- _Items_
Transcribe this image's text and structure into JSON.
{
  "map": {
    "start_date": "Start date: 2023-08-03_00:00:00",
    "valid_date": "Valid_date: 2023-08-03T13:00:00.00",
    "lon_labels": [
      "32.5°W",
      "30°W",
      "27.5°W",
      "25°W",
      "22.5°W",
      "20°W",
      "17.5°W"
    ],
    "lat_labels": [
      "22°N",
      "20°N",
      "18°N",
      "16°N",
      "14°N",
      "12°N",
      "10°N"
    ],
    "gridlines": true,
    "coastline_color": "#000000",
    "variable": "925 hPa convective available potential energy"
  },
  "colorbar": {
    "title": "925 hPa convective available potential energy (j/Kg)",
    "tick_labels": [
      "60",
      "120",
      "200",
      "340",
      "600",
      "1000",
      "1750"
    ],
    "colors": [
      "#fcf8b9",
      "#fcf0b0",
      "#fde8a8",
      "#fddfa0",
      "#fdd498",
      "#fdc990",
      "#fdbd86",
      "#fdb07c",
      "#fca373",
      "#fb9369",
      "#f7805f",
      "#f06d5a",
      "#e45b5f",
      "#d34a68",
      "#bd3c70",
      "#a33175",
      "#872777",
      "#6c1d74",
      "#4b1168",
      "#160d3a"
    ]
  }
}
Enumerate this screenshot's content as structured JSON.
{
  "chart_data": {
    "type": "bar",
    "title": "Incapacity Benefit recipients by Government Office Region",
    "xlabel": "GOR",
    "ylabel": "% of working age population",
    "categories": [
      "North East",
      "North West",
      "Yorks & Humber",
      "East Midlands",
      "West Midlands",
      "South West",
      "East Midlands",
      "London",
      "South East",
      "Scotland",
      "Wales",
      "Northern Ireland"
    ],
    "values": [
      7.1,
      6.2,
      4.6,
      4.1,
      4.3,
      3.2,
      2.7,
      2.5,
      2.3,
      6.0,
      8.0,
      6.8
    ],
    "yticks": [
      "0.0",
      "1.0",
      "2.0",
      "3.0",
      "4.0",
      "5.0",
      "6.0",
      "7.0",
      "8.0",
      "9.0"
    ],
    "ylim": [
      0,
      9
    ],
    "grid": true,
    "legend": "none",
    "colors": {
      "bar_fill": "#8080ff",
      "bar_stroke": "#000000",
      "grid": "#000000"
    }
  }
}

- _What you are asked to do_
Set down every line of the listing above again, exactly as given.

- _Solution_
Transcribe this image's text and structure into JSON.
{
  "map": {
    "start_date": "Start date: 2023-08-03_00:00:00",
    "valid_date": "Valid_date: 2023-08-03T13:00:00.00",
    "lon_labels": [
      "32.5°W",
      "30°W",
      "27.5°W",
      "25°W",
      "22.5°W",
      "20°W",
      "17.5°W"
    ],
    "lat_labels": [
      "22°N",
      "20°N",
      "18°N",
      "16°N",
      "14°N",
      "12°N",
      "10°N"
    ],
    "gridlines": true,
    "coastline_color": "#000000",
    "variable": "925 hPa convective available potential energy"
  },
  "colorbar": {
    "title": "925 hPa convective available potential energy (j/Kg)",
    "tick_labels": [
      "60",
      "120",
      "200",
      "340",
      "600",
      "1000",
      "1750"
    ],
    "colors": [
      "#fcf8b9",
      "#fcf0b0",
      "#fde8a8",
      "#fddfa0",
      "#fdd498",
      "#fdc990",
      "#fdbd86",
      "#fdb07c",
      "#fca373",
      "#fb9369",
      "#f7805f",
      "#f06d5a",
      "#e45b5f",
      "#d34a68",
      "#bd3c70",
      "#a33175",
      "#872777",
      "#6c1d74",
      "#4b1168",
      "#160d3a"
    ]
  }
}
Enumerate this screenshot's content as structured JSON.
{
  "chart_data": {
    "type": "bar",
    "title": "Incapacity Benefit recipients by Government Office Region",
    "xlabel": "GOR",
    "ylabel": "% of working age population",
    "categories": [
      "North East",
      "North West",
      "Yorks & Humber",
      "East Midlands",
      "West Midlands",
      "South West",
      "East Midlands",
      "London",
      "South East",
      "Scotland",
      "Wales",
      "Northern Ireland"
    ],
    "values": [
      7.1,
      6.2,
      4.6,
      4.1,
      4.3,
      3.2,
      2.7,
      2.5,
      2.3,
      6.0,
      8.0,
      6.8
    ],
    "yticks": [
      "0.0",
      "1.0",
      "2.0",
      "3.0",
      "4.0",
      "5.0",
      "6.0",
      "7.0",
      "8.0",
      "9.0"
    ],
    "ylim": [
      0,
      9
    ],
    "grid": true,
    "legend": "none",
    "colors": {
      "bar_fill": "#8080ff",
      "bar_stroke": "#000000",
      "grid": "#000000"
    }
  }
}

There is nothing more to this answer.